--- start of LISTED RECORDS ---

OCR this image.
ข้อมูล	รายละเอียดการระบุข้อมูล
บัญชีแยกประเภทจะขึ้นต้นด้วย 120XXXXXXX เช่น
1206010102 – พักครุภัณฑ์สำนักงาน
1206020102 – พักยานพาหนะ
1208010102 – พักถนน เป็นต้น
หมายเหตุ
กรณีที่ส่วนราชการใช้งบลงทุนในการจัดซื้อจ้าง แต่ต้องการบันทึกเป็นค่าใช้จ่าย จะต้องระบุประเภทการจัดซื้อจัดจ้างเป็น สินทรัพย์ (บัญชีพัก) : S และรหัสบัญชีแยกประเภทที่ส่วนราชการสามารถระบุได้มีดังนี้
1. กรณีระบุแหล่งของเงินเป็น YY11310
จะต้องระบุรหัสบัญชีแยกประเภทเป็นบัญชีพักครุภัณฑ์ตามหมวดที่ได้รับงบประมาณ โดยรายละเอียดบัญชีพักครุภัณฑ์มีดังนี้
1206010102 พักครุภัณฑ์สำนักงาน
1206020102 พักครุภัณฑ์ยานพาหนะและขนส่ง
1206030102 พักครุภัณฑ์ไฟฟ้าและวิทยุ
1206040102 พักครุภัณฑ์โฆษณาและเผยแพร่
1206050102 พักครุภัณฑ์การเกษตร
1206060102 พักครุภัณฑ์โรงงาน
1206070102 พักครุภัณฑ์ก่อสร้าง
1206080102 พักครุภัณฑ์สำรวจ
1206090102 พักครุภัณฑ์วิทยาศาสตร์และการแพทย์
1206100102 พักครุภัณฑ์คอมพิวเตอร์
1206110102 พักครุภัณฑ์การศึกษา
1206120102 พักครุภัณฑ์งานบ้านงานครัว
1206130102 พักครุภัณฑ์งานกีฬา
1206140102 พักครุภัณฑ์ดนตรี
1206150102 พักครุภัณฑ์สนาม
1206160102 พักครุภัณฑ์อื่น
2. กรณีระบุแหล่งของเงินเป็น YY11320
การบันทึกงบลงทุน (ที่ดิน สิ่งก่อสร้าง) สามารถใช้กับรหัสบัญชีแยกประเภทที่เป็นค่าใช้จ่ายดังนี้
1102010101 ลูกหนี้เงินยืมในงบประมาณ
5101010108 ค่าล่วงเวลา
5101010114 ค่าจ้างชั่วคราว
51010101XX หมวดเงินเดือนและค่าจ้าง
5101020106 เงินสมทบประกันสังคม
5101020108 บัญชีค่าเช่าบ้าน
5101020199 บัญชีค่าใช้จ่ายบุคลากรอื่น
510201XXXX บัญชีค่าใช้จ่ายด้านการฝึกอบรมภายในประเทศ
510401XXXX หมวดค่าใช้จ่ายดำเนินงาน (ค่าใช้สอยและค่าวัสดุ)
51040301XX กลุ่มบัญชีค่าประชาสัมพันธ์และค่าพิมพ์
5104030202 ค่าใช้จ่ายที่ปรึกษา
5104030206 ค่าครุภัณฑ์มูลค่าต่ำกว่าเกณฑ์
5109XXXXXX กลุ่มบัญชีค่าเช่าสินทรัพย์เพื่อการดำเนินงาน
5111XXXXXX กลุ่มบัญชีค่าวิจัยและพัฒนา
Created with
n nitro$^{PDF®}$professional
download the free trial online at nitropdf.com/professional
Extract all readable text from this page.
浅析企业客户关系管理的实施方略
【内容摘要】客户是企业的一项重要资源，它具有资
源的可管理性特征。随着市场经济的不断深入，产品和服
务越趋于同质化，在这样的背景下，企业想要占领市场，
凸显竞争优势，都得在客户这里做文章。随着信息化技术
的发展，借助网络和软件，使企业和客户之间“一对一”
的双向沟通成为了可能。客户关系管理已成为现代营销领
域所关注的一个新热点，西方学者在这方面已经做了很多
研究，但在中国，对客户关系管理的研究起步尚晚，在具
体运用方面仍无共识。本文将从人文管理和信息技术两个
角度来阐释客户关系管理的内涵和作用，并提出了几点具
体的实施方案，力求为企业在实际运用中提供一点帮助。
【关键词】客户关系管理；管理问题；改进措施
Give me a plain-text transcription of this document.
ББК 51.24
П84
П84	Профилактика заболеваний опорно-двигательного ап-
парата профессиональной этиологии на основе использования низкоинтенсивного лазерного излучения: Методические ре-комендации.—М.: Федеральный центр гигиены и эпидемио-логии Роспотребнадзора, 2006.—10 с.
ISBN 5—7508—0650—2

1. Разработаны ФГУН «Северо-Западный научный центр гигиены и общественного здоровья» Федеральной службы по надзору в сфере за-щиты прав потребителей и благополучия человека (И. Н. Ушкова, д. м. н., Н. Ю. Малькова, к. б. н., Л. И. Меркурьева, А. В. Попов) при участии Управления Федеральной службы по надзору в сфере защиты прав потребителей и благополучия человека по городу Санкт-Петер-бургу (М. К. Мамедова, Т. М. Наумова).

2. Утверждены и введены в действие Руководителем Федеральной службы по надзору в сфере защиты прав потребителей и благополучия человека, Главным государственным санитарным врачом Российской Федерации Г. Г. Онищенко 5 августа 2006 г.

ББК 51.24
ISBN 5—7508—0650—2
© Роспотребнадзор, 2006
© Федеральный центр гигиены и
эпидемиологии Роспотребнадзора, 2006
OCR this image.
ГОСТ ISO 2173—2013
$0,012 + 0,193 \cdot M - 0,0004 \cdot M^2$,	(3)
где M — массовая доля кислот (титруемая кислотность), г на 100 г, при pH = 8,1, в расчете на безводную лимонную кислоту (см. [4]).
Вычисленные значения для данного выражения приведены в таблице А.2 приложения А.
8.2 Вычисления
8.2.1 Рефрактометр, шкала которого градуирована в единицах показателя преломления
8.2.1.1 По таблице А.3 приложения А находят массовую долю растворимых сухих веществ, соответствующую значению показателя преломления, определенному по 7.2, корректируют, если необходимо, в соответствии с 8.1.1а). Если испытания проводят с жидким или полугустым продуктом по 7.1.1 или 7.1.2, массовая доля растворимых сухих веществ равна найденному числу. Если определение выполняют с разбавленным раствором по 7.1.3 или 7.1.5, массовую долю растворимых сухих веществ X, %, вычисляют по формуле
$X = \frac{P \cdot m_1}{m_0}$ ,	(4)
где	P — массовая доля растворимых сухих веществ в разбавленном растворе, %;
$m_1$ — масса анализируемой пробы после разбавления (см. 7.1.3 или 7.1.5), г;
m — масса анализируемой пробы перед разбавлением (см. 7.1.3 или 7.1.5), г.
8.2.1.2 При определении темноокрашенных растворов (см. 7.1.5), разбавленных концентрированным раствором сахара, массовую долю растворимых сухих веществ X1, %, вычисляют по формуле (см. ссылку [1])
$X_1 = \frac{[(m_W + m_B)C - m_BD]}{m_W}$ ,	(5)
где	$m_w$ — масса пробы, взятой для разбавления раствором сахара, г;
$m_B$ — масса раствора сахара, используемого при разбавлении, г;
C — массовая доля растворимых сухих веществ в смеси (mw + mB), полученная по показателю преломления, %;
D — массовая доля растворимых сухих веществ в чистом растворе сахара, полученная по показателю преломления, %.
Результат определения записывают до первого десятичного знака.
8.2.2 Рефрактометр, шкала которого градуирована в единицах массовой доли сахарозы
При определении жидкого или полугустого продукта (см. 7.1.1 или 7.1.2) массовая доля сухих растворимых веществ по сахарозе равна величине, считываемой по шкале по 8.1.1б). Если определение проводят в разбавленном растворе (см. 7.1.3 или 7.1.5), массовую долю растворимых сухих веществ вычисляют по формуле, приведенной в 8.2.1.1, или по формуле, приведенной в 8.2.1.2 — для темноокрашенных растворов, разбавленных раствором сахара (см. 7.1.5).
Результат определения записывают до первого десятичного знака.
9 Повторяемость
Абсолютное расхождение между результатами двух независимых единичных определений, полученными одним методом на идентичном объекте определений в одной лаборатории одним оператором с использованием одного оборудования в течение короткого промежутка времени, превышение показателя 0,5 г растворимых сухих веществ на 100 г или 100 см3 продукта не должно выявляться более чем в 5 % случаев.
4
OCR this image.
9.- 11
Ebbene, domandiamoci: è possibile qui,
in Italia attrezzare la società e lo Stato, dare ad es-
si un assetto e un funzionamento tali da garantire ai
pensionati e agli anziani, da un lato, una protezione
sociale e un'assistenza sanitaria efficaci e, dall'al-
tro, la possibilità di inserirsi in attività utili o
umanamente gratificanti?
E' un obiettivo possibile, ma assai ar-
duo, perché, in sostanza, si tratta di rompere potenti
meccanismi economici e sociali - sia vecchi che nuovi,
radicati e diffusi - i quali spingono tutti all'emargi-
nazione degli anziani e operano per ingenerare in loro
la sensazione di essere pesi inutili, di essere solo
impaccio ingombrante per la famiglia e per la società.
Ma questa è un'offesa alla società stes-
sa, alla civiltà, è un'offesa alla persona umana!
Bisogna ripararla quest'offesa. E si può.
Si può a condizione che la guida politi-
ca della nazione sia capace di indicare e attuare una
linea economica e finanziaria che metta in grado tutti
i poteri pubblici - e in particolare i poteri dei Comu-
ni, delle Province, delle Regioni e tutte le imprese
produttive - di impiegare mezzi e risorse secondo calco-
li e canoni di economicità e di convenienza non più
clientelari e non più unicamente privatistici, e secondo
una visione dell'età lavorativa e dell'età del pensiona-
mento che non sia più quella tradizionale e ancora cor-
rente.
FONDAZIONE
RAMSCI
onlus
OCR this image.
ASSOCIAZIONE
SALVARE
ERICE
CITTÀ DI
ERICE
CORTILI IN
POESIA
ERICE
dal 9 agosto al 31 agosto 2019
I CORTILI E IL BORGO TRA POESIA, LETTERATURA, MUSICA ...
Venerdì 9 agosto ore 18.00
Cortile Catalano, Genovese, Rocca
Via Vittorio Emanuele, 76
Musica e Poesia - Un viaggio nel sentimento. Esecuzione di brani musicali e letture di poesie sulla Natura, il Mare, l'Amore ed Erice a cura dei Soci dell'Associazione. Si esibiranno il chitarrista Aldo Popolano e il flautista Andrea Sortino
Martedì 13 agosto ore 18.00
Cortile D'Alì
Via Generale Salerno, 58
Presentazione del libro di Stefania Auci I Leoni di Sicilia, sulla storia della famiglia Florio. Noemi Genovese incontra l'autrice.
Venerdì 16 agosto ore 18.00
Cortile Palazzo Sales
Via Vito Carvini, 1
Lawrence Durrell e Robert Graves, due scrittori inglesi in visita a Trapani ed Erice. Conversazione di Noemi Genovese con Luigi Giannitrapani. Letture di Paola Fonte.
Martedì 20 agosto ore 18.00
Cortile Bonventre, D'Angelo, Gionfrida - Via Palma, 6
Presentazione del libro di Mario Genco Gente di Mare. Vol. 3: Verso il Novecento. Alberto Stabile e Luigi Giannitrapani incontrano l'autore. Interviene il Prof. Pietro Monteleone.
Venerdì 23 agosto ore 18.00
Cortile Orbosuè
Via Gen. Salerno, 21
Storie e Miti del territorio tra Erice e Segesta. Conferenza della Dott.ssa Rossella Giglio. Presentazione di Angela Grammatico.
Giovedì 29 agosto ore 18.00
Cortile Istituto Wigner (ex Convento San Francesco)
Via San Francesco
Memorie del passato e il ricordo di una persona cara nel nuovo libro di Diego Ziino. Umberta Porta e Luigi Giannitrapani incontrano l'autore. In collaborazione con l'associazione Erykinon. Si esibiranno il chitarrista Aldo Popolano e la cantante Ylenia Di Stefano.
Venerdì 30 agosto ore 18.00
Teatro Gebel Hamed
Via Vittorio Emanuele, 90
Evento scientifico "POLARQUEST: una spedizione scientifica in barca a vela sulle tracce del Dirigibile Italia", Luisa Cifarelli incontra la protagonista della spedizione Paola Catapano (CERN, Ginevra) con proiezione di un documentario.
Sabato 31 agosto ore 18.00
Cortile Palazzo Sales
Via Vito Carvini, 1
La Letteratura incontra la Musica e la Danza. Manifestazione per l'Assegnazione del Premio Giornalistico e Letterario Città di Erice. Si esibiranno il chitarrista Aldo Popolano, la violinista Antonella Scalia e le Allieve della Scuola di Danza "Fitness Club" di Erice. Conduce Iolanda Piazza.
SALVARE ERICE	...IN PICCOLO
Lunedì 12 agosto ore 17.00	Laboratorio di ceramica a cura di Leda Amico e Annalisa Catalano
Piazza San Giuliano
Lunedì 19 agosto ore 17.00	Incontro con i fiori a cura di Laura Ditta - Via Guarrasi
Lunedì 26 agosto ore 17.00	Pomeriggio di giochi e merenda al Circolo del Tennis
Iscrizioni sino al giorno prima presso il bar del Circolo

--- end of LISTED RECORDS ---

**EXERCISE DIRECTIONS:** Where does the word "frac" appear? Return each line that holds it.

**EXERCISE RESPONSE:**
$X = \frac{P \cdot m_1}{m_0}$ ,	(4)
$X_1 = \frac{[(m_W + m_B)C - m_BD]}{m_W}$ ,	(5)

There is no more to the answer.